──────── READING TEXT

We are, in general, a rest-less people. And we rest less and less every day. To give just one example, I read this week that real wages have remained stagnant for 20 years while corporate profits have exploded and the concentration of wealth has increased. This is what creates the rat race we talk about. We feel like we need to work harder and longer just to stay in the same place. And this way of life is so imbedded in our society, it seems normal for us. We can’t really imagine it any other way.

Today, the words of Jesus come and speak to us in the midst of that culture of expectation: “Come and rest yourselves,” he says. And I have to admit, he probably even means to include my real estate agent and doctor.

In these simple words Jesus speaks to the disciples, he touches on something that hits a nerve for most of us. Our lives are permeated with the belief that the busier we are, the more we are worth. And that’s the nerve Jesus touches. Jesus’ words to the disciples cut to the quick of our lives and our identities. He challenges the pace of our lives, and our belief that the world needs us so much we can’t slow down even for a moment. At first, his words feel cozy – come and rest for a while. But in truth, this is a harsh wake up call to our rest-less world today.

There are two kinds of rest Jesus offers in this passage that apply to two different groups of people. The first is the lack of rest he sees in the people who are crowding him and the disciples wherever they go. These are people who are in need of healing. They are frantically following the disciples and Jesus at the mere possibility that the ailment that has besieged them for so long might be healed. They are desperate, and so they are chasing after Jesus, as if he is an aberration that will disappear at any moment. We have probably all been there in some way at some time, whether with physical ailments or non-physical ones. In the end, for those experiencing this day in, day out, life draining lack of rest, Jesus has great compassion and provides them rest through healing.

The disciples, on the other had, are suffering from a different kind of restlessness. And we all can certainly relate to this as well. Jesus knows that this massive demand for healing by the crowds could easily tempt the disciples into a lifetime devoid of rest. This restlessness is what so many of us deal with and face every day. And Jesus’ response to the disciples is different than how he responds to the crowds. He simply tells them, “go rest”. And in contrast to what must have been such welcome rest to those in need of healing, I truly believe the disciples did not find this idea of rest an easy one to accept.

Here’s the scene: Prior to this encounter with Jesus, the disciples are out doing exactly as Jesus told them to: They are ministering to the lost, the wounded, the sick, the poor. And they have been successful. Mark tells us at the beginning of this same chapter that they “cast out many demons and anointed with oil many who were sick and cured them.” That must have been so cool. They meet this guy Jesus, and all of a sudden then can do things they never thought were possible. They can help people in ways that really do make a difference.

────────────────
──────── DATA SECTION

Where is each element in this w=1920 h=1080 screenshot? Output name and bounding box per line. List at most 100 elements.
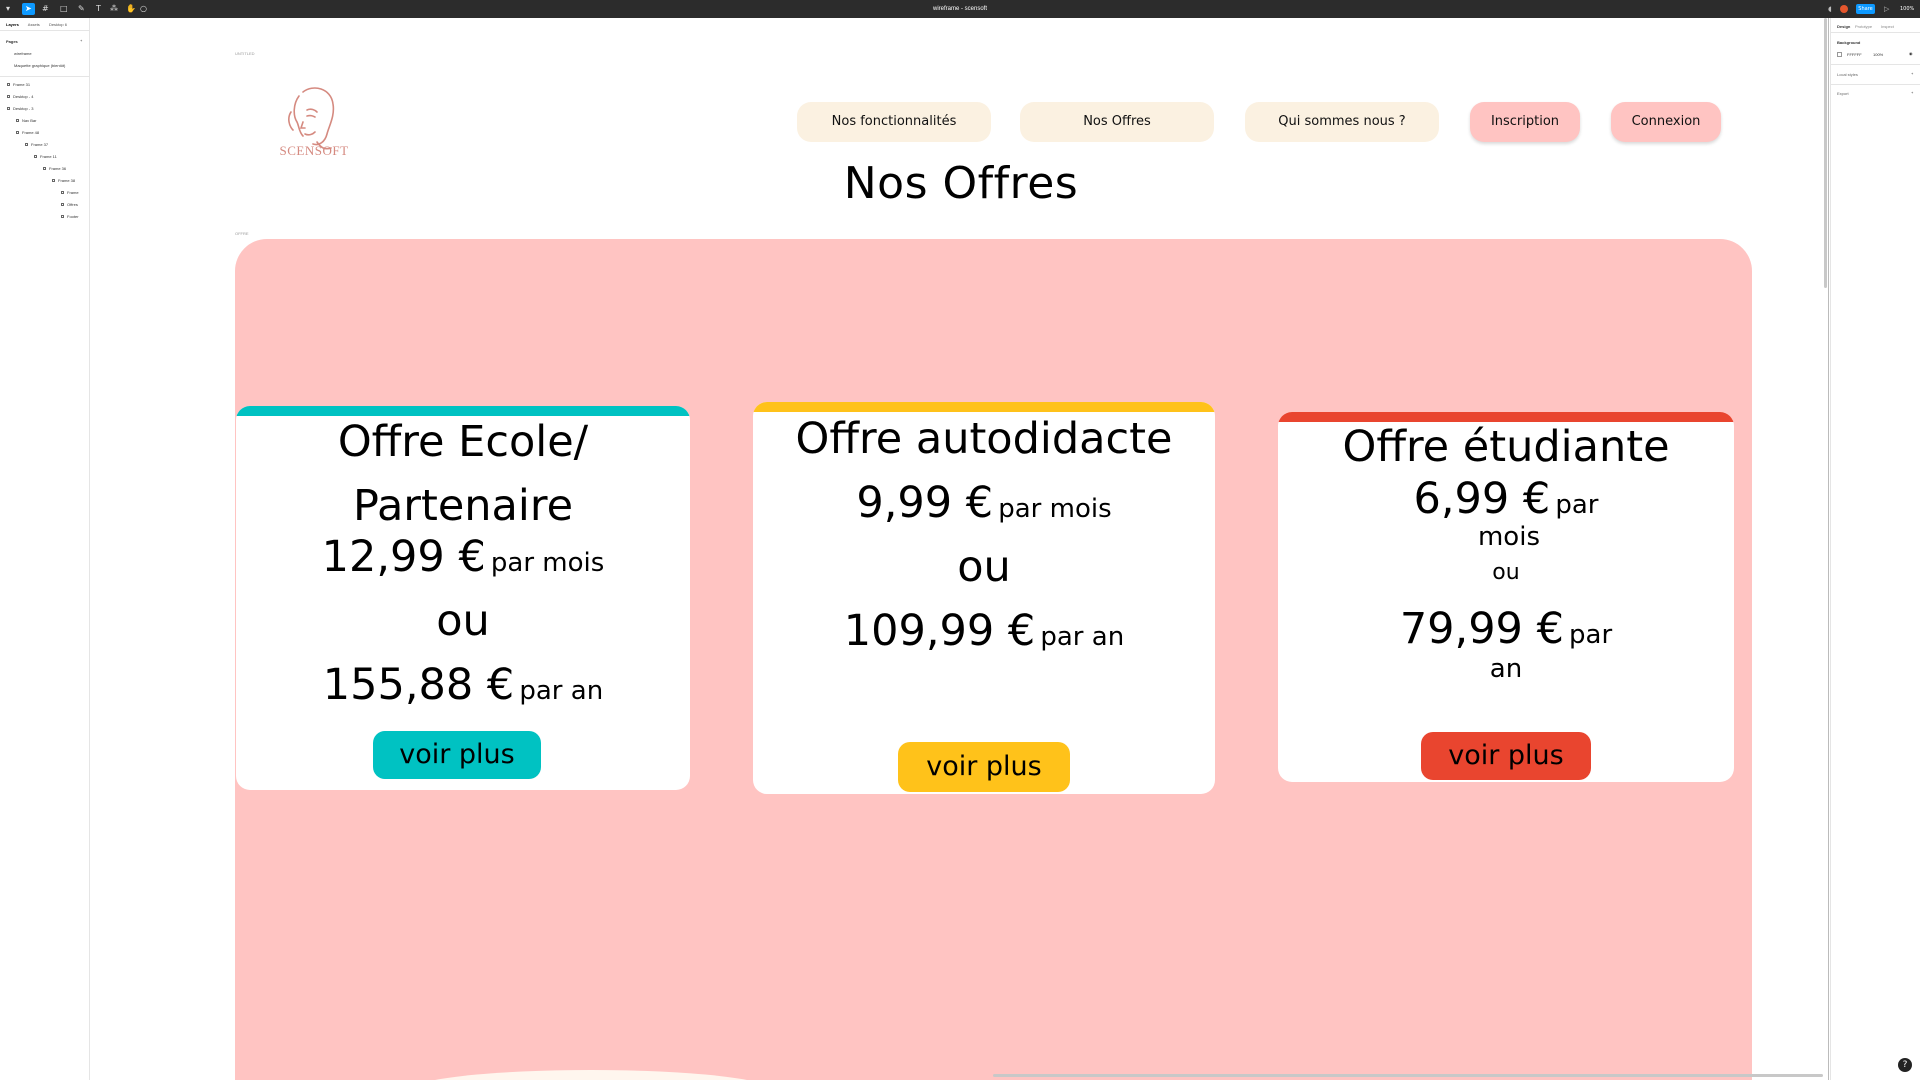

────────────────

◆ WORK INSTRUCTIONS ◆
1. Give the stretch of the sermon from "Here’s the scene: Prior" through "make a difference." again, switching "disciples" to "apostles".
2. List the groups of people that, according to the sermon, the disciples are ministering to before their encounter with Jesus.

◆ TASK SOLUTIONS ◆
1.
Here’s the scene: Prior to this encounter with Jesus, the apostles are out doing exactly as Jesus told them to: They are ministering to the lost, the wounded, the sick, the poor. And they have been successful. Mark tells us at the beginning of this same chapter that they “cast out many demons and anointed with oil many who were sick and cured them.” That must have been so cool. They meet this guy Jesus, and all of a sudden then can do things they never thought were possible. They can help people in ways that really do make a difference.

2. the lost, the wounded, the sick, the poor